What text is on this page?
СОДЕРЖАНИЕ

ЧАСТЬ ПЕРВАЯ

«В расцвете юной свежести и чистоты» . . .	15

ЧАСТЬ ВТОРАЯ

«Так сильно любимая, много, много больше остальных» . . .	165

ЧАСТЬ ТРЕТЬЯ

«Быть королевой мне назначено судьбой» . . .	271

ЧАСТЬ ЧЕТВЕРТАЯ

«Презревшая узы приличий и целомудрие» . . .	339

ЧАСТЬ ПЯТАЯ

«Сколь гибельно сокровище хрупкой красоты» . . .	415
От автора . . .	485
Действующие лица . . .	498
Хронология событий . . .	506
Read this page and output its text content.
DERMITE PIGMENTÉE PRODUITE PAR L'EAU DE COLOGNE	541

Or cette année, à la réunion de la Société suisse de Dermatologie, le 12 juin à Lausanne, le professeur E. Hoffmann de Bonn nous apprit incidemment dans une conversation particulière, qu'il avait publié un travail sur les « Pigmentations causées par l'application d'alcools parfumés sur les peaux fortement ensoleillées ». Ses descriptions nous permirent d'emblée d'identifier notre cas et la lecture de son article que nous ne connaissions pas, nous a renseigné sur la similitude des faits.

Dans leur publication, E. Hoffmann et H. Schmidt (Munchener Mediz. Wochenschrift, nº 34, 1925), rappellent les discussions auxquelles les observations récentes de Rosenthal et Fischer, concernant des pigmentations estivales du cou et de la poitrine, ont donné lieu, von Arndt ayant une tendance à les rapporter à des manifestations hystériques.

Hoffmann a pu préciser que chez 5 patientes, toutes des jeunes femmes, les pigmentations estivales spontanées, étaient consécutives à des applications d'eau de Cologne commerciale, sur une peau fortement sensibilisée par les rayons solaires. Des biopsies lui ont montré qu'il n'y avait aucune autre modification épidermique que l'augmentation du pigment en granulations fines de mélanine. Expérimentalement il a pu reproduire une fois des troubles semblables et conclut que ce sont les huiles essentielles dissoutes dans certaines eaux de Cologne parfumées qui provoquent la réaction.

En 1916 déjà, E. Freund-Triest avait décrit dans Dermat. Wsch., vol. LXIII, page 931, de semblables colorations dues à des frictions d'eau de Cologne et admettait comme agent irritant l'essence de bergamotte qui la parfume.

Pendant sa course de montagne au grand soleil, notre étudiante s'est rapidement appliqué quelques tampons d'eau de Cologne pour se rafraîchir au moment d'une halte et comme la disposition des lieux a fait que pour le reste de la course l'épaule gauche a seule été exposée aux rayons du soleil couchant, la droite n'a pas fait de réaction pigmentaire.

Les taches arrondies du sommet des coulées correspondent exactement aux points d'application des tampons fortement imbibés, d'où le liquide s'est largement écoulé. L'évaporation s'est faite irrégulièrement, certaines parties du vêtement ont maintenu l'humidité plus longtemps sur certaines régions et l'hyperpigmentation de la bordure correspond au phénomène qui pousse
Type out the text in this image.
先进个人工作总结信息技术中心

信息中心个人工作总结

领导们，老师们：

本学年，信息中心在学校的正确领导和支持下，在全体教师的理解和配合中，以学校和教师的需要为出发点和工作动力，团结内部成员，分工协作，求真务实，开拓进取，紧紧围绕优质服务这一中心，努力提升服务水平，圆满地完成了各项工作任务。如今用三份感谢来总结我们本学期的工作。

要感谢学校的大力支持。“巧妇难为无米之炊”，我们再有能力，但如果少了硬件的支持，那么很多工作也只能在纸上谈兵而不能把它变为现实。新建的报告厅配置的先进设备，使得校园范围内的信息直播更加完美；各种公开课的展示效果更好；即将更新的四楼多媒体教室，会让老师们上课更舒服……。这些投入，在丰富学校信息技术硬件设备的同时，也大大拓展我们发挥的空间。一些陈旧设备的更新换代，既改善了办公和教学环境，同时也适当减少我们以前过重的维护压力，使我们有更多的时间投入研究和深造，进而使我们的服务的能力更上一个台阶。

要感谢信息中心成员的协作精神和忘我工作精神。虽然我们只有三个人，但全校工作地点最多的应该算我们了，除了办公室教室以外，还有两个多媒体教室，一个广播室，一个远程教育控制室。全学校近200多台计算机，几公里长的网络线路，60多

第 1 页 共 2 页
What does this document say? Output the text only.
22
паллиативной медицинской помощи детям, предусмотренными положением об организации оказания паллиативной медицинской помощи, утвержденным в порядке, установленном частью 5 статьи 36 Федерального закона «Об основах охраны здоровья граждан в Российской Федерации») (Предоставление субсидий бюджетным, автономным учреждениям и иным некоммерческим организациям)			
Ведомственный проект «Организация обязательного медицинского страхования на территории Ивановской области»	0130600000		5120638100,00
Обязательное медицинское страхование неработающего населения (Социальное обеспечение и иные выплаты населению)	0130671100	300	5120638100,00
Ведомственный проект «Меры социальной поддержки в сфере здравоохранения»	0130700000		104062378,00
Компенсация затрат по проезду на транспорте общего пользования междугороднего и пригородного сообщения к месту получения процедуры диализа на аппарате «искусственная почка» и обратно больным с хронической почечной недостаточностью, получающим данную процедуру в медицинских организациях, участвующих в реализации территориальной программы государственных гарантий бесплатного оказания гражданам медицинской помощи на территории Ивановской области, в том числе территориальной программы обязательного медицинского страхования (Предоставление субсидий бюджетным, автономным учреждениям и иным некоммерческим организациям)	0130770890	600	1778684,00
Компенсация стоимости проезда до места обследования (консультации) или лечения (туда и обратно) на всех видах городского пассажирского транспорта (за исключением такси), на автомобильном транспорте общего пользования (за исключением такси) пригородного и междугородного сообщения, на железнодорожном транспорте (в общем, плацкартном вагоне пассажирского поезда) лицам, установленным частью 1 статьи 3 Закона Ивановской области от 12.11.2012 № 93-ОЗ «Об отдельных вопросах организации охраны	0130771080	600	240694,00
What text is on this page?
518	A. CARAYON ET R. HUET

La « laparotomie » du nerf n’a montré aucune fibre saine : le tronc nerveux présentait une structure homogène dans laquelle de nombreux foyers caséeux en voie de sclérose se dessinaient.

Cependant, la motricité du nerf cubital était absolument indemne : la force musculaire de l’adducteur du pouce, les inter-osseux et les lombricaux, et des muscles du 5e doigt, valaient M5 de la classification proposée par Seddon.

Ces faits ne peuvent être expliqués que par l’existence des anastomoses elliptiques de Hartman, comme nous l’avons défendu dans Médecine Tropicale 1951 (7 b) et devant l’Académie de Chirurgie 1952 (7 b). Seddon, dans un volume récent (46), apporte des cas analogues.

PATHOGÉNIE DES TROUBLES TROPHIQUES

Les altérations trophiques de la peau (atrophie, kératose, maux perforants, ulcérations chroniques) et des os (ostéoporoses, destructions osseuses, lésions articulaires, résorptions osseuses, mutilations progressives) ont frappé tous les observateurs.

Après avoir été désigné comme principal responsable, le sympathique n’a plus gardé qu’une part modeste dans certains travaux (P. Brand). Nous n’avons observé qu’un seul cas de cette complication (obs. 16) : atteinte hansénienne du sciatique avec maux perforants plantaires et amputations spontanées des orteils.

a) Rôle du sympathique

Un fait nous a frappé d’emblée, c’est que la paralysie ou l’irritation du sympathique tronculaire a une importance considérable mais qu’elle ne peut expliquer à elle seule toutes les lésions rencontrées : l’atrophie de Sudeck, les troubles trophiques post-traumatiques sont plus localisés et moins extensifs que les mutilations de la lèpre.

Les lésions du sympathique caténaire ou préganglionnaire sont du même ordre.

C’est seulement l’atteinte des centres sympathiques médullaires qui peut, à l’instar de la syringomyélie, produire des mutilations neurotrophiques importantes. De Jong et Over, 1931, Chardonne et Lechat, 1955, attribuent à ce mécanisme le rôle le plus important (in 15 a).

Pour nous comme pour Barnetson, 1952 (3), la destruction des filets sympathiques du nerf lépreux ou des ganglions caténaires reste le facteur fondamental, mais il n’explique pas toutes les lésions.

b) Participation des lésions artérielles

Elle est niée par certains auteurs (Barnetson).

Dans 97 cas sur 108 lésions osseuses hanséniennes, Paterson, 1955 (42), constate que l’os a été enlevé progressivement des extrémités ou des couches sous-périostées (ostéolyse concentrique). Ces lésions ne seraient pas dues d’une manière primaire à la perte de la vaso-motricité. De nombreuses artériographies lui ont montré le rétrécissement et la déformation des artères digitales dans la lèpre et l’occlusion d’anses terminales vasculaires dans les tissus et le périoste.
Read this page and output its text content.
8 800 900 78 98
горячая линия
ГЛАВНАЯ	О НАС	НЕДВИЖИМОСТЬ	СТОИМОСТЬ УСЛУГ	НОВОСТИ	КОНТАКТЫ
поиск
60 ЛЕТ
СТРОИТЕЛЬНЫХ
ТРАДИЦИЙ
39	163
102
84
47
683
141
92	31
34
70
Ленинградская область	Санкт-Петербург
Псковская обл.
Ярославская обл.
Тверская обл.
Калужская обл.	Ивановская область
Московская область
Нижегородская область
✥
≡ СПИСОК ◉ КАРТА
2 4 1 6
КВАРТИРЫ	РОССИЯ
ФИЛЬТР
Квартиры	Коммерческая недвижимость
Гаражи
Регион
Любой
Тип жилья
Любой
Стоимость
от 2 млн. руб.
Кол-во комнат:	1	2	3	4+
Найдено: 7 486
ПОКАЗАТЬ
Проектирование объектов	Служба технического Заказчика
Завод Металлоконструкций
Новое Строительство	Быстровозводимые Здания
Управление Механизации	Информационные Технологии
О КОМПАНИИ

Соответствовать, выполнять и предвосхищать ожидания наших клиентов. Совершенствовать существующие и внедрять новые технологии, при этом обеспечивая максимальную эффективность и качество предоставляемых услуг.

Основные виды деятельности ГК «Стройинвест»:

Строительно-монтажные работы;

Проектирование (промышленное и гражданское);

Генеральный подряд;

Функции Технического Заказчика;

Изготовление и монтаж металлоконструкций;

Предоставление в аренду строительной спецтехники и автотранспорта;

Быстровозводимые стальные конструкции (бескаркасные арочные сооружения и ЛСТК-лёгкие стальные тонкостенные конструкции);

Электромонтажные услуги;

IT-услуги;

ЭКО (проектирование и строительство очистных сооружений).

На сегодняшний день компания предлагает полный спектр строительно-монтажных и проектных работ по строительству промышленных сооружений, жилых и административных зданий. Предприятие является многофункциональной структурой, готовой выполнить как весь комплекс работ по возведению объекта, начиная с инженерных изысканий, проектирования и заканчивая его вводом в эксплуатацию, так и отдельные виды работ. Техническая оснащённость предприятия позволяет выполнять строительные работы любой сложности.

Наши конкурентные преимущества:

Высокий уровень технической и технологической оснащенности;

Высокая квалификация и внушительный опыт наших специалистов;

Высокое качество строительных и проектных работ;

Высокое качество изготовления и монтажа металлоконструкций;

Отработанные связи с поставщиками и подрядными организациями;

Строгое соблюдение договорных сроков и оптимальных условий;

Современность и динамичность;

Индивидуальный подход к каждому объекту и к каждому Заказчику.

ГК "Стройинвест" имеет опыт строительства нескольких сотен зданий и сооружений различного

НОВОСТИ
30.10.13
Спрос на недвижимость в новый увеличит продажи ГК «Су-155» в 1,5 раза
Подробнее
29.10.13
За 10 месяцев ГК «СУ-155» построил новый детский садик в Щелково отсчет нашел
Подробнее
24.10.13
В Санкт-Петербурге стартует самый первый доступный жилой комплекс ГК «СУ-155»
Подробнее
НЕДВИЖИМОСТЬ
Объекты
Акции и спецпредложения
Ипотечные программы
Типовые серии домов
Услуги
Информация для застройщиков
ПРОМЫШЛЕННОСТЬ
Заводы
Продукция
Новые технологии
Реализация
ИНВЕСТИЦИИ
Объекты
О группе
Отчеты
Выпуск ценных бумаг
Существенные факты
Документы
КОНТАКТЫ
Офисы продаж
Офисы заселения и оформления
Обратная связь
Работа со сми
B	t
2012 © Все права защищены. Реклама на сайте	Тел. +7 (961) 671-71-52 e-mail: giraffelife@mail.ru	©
━━━━━━
> _What you are asked to do_: Return all the lines that contain the string "новый".

> _Task solution_:
Спрос на недвижимость в новый увеличит продажи ГК «Су-155» в 1,5 раза
За 10 месяцев ГК «СУ-155» построил новый детский садик в Щелково отсчет нашел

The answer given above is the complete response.